== SOURCE MATERIAL ==

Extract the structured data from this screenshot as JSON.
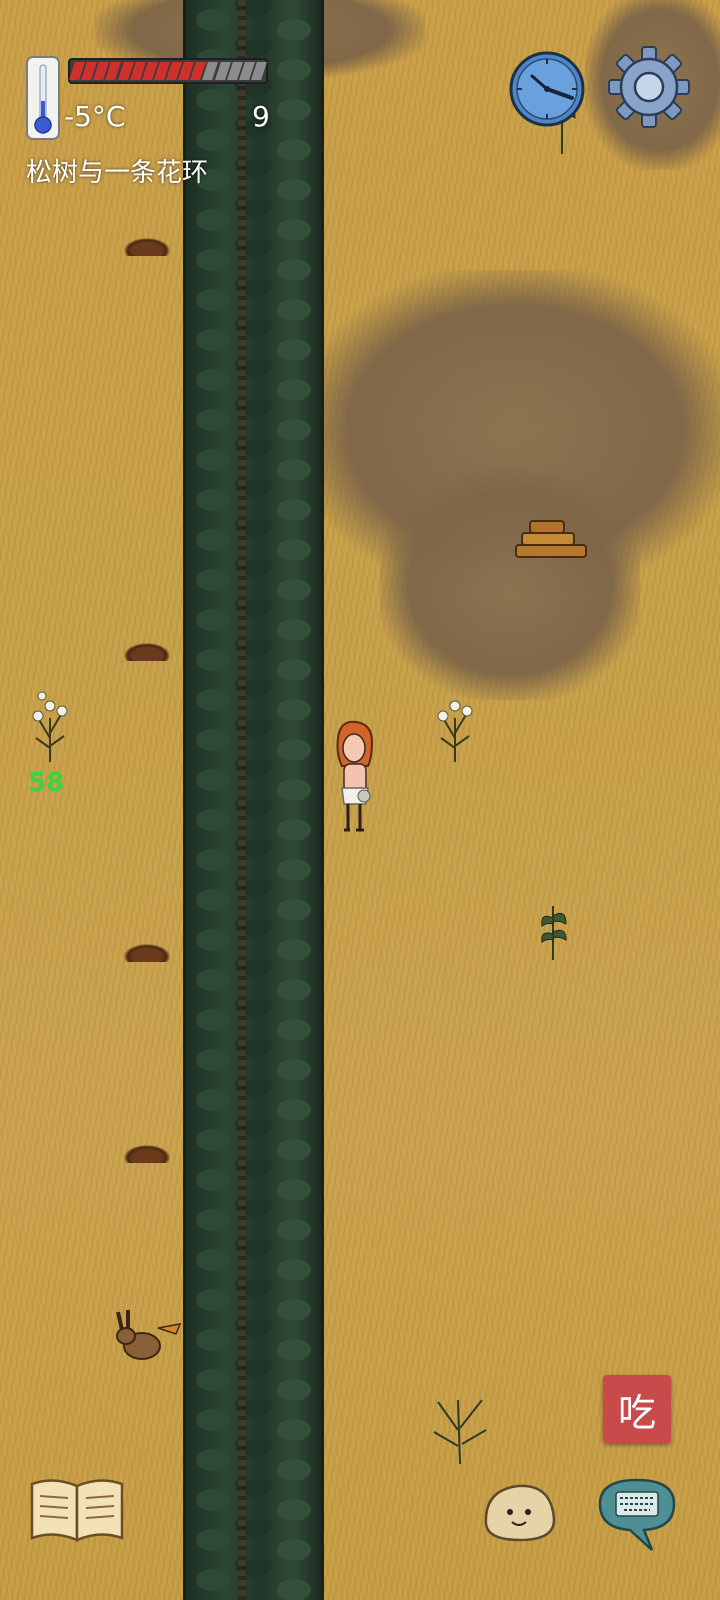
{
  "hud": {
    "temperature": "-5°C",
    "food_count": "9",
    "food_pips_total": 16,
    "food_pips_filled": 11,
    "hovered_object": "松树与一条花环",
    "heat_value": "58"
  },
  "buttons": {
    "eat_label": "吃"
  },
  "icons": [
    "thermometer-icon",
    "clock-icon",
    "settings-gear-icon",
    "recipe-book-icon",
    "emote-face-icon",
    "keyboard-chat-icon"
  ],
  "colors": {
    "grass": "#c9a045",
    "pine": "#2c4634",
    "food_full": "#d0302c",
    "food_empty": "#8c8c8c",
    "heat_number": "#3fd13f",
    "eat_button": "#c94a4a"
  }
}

===
== SOURCE MATERIAL ==

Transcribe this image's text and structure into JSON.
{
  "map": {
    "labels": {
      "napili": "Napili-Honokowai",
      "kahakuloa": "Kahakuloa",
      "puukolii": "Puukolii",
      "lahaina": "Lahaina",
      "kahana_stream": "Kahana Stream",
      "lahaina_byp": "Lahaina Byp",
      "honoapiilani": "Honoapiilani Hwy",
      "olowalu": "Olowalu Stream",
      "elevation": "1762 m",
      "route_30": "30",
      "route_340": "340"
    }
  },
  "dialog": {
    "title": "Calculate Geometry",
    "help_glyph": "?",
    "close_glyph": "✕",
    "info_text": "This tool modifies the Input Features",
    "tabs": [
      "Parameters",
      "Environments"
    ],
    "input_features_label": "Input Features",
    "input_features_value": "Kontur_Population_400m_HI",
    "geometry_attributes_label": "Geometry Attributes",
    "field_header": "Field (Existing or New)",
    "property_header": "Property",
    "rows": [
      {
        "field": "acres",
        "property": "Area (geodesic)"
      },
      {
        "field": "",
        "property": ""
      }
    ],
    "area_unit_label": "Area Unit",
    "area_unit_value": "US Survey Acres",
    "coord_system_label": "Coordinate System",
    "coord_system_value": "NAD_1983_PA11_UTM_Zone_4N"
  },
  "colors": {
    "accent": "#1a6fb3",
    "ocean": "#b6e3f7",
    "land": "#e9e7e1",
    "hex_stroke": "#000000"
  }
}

===
== SOURCE MATERIAL ==

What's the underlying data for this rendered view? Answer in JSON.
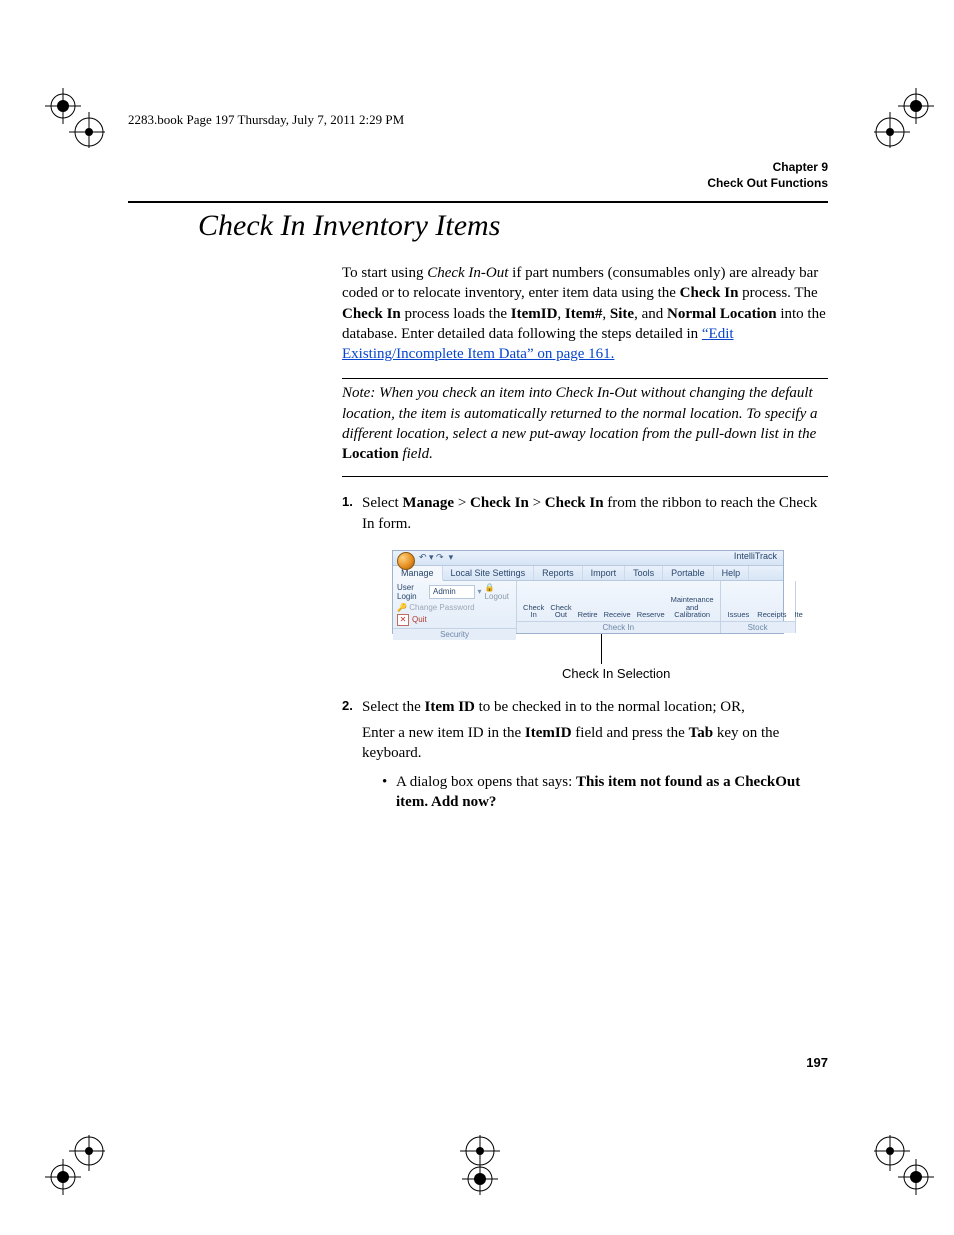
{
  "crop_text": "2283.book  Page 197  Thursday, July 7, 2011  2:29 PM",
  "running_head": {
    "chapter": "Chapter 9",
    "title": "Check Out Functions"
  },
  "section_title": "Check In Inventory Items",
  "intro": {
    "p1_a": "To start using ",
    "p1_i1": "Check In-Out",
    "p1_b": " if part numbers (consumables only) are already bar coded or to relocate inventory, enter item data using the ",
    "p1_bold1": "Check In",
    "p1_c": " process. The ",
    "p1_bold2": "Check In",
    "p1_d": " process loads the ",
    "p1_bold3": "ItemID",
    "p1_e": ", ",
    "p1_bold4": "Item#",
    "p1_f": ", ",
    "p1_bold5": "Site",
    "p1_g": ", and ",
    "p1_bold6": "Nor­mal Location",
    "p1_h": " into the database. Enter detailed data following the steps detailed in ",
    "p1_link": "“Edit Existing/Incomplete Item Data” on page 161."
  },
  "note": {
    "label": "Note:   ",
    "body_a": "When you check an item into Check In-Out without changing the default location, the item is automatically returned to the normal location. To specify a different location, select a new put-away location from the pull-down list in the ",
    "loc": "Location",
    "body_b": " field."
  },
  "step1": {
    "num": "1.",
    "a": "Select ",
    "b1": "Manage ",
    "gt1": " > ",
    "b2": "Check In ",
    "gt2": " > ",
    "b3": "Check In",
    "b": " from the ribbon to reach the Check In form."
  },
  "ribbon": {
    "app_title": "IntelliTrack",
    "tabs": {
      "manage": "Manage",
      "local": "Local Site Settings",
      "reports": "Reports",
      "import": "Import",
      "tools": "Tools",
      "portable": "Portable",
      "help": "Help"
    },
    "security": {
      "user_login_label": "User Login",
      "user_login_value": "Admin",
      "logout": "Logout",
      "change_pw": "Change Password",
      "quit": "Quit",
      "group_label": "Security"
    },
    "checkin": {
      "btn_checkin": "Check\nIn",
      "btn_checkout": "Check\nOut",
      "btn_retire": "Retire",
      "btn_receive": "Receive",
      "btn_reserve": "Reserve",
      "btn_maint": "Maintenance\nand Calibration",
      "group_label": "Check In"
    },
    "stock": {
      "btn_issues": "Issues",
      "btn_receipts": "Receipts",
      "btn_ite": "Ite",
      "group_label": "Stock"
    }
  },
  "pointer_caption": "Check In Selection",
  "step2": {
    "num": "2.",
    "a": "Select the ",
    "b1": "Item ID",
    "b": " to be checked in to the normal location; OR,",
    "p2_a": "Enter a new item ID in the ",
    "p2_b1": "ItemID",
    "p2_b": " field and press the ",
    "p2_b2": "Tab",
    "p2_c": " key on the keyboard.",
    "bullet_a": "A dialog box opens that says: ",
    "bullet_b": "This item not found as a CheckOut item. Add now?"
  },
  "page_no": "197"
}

===

GIVEN REQUEST: The required answer is a single number: the count of lines in the entries that hold the string "process".

TASK RESPONSE: 2